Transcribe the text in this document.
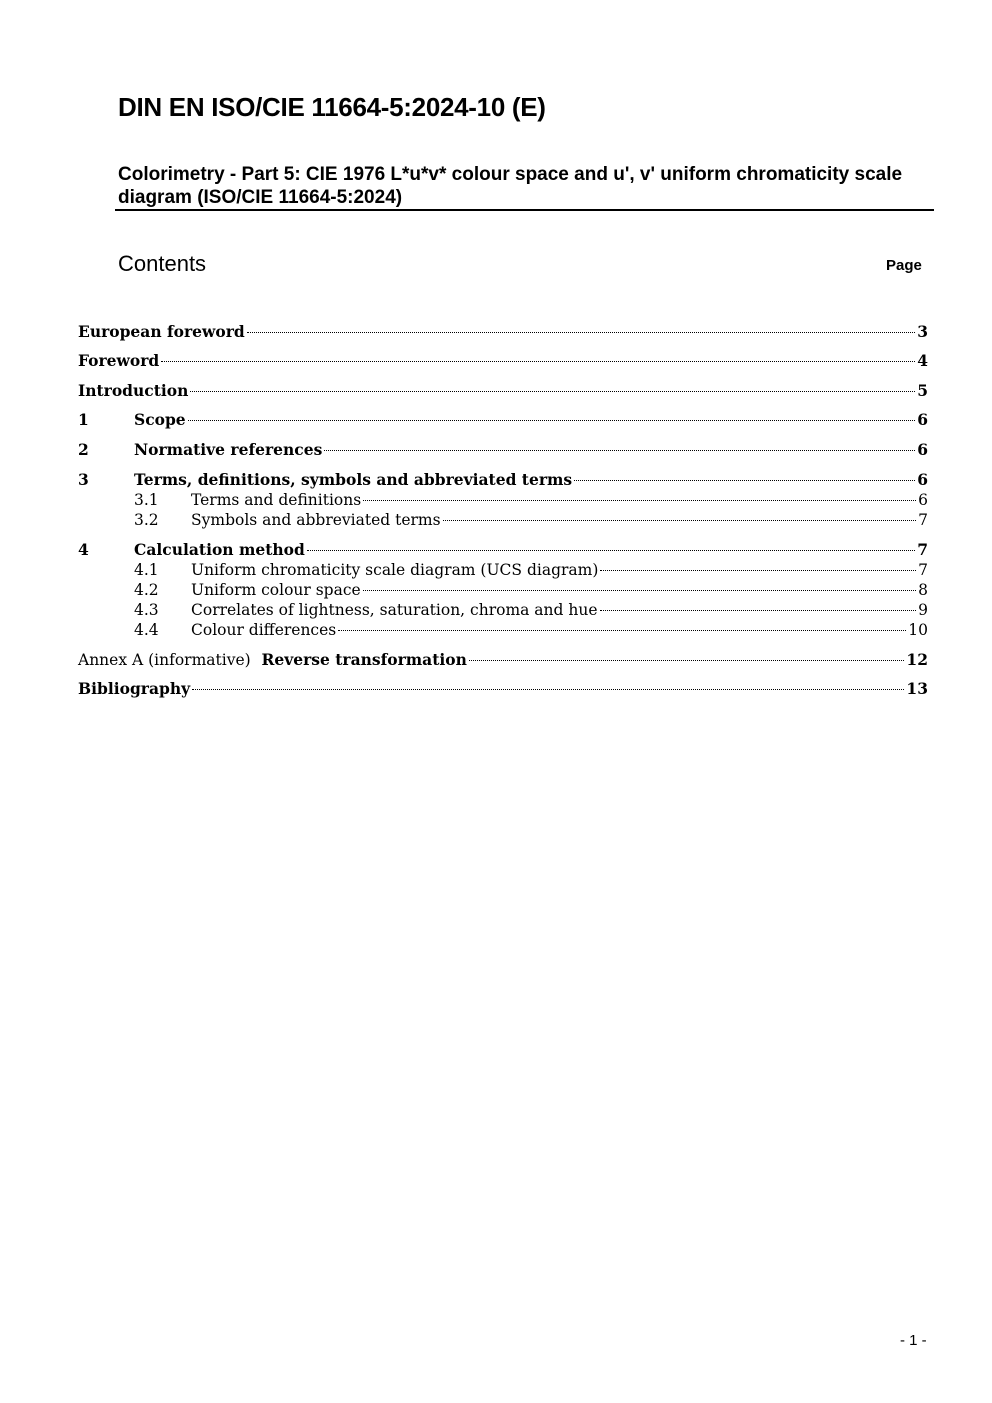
DIN EN ISO/CIE 11664-5:2024-10 (E)
Colorimetry - Part 5: CIE 1976 L*u*v* colour space and u', v' uniform chromaticity scale diagram (ISO/CIE 11664-5:2024)
Contents	Page
European foreword	3
Foreword	4
Introduction	5
1	Scope	6
2	Normative references	6
3	Terms, definitions, symbols and abbreviated terms	6
3.1	Terms and definitions	6
3.2	Symbols and abbreviated terms	7
4	Calculation method	7
4.1	Uniform chromaticity scale diagram (UCS diagram)	7
4.2	Uniform colour space	8
4.3	Correlates of lightness, saturation, chroma and hue	9
4.4	Colour differences	10
Annex A (informative)  Reverse transformation	12
Bibliography	13
- 1 -
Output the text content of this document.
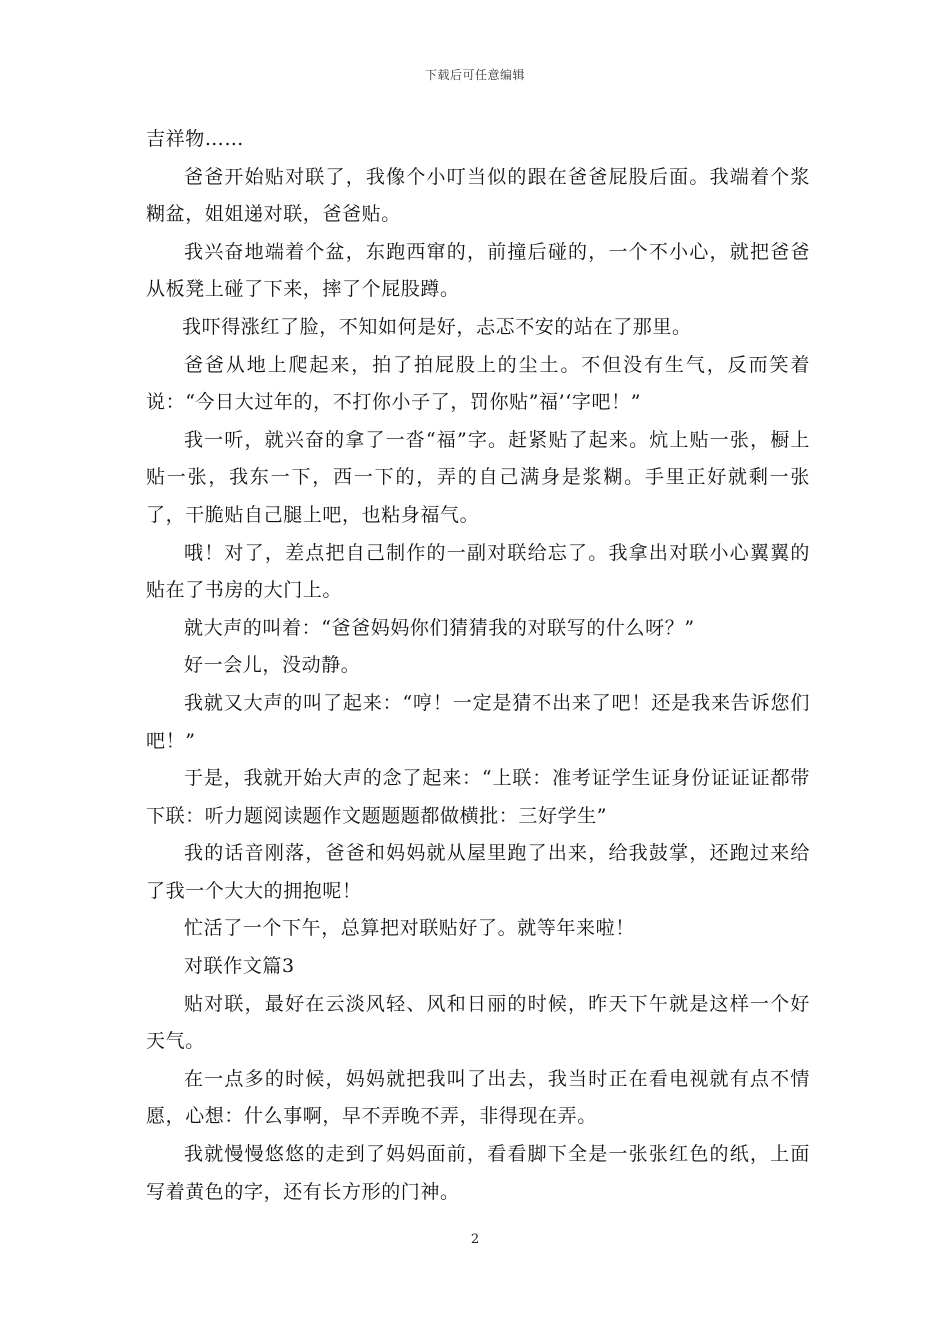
下载后可任意编辑

吉祥物……

爸爸开始贴对联了，我像个小叮当似的跟在爸爸屁股后面。我端着个浆糊盆，姐姐递对联，爸爸贴。

我兴奋地端着个盆，东跑西窜的，前撞后碰的，一个不小心，就把爸爸从板凳上碰了下来，摔了个屁股蹲。

我吓得涨红了脸，不知如何是好，忐忑不安的站在了那里。

爸爸从地上爬起来，拍了拍屁股上的尘土。不但没有生气，反而笑着说：“今日大过年的，不打你小子了，罚你贴”福’‘字吧！”

我一听，就兴奋的拿了一沓“福”字。赶紧贴了起来。炕上贴一张，橱上贴一张，我东一下，西一下的，弄的自己满身是浆糊。手里正好就剩一张了，干脆贴自己腿上吧，也粘身福气。

哦！对了，差点把自己制作的一副对联给忘了。我拿出对联小心翼翼的贴在了书房的大门上。

就大声的叫着：“爸爸妈妈你们猜猜我的对联写的什么呀？”

好一会儿，没动静。

我就又大声的叫了起来：“哼！一定是猜不出来了吧！还是我来告诉您们吧！”

于是，我就开始大声的念了起来：“上联：准考证学生证身份证证证都带下联：听力题阅读题作文题题题都做横批：三好学生”

我的话音刚落，爸爸和妈妈就从屋里跑了出来，给我鼓掌，还跑过来给了我一个大大的拥抱呢！

忙活了一个下午，总算把对联贴好了。就等年来啦！

对联作文篇3

贴对联，最好在云淡风轻、风和日丽的时候，昨天下午就是这样一个好天气。

在一点多的时候，妈妈就把我叫了出去，我当时正在看电视就有点不情愿，心想：什么事啊，早不弄晚不弄，非得现在弄。

我就慢慢悠悠的走到了妈妈面前，看看脚下全是一张张红色的纸，上面写着黄色的字，还有长方形的门神。

2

■ ■ ■

PROMPT:
Output every entry word for word, but omit the pictures.

EXPECTED OUTPUT:
Transcribe the text in this document.
DIN EN ISO/CIE 11664-5:2024-10 (E)
Colorimetry - Part 5: CIE 1976 L*u*v* colour space and u', v' uniform chromaticity scale diagram (ISO/CIE 11664-5:2024)
Contents	Page
European foreword	3
Foreword	4
Introduction	5
1	Scope	6
2	Normative references	6
3	Terms, definitions, symbols and abbreviated terms	6
3.1	Terms and definitions	6
3.2	Symbols and abbreviated terms	7
4	Calculation method	7
4.1	Uniform chromaticity scale diagram (UCS diagram)	7
4.2	Uniform colour space	8
4.3	Correlates of lightness, saturation, chroma and hue	9
4.4	Colour differences	10
Annex A (informative)  Reverse transformation	12
Bibliography	13
- 1 -
Output the text content of this document.
下载后可任意编辑

吉祥物……

爸爸开始贴对联了，我像个小叮当似的跟在爸爸屁股后面。我端着个浆糊盆，姐姐递对联，爸爸贴。

我兴奋地端着个盆，东跑西窜的，前撞后碰的，一个不小心，就把爸爸从板凳上碰了下来，摔了个屁股蹲。

我吓得涨红了脸，不知如何是好，忐忑不安的站在了那里。

爸爸从地上爬起来，拍了拍屁股上的尘土。不但没有生气，反而笑着说：“今日大过年的，不打你小子了，罚你贴”福’‘字吧！”

我一听，就兴奋的拿了一沓“福”字。赶紧贴了起来。炕上贴一张，橱上贴一张，我东一下，西一下的，弄的自己满身是浆糊。手里正好就剩一张了，干脆贴自己腿上吧，也粘身福气。

哦！对了，差点把自己制作的一副对联给忘了。我拿出对联小心翼翼的贴在了书房的大门上。

就大声的叫着：“爸爸妈妈你们猜猜我的对联写的什么呀？”

好一会儿，没动静。

我就又大声的叫了起来：“哼！一定是猜不出来了吧！还是我来告诉您们吧！”

于是，我就开始大声的念了起来：“上联：准考证学生证身份证证证都带下联：听力题阅读题作文题题题都做横批：三好学生”

我的话音刚落，爸爸和妈妈就从屋里跑了出来，给我鼓掌，还跑过来给了我一个大大的拥抱呢！

忙活了一个下午，总算把对联贴好了。就等年来啦！

对联作文篇3

贴对联，最好在云淡风轻、风和日丽的时候，昨天下午就是这样一个好天气。

在一点多的时候，妈妈就把我叫了出去，我当时正在看电视就有点不情愿，心想：什么事啊，早不弄晚不弄，非得现在弄。

我就慢慢悠悠的走到了妈妈面前，看看脚下全是一张张红色的纸，上面写着黄色的字，还有长方形的门神。

2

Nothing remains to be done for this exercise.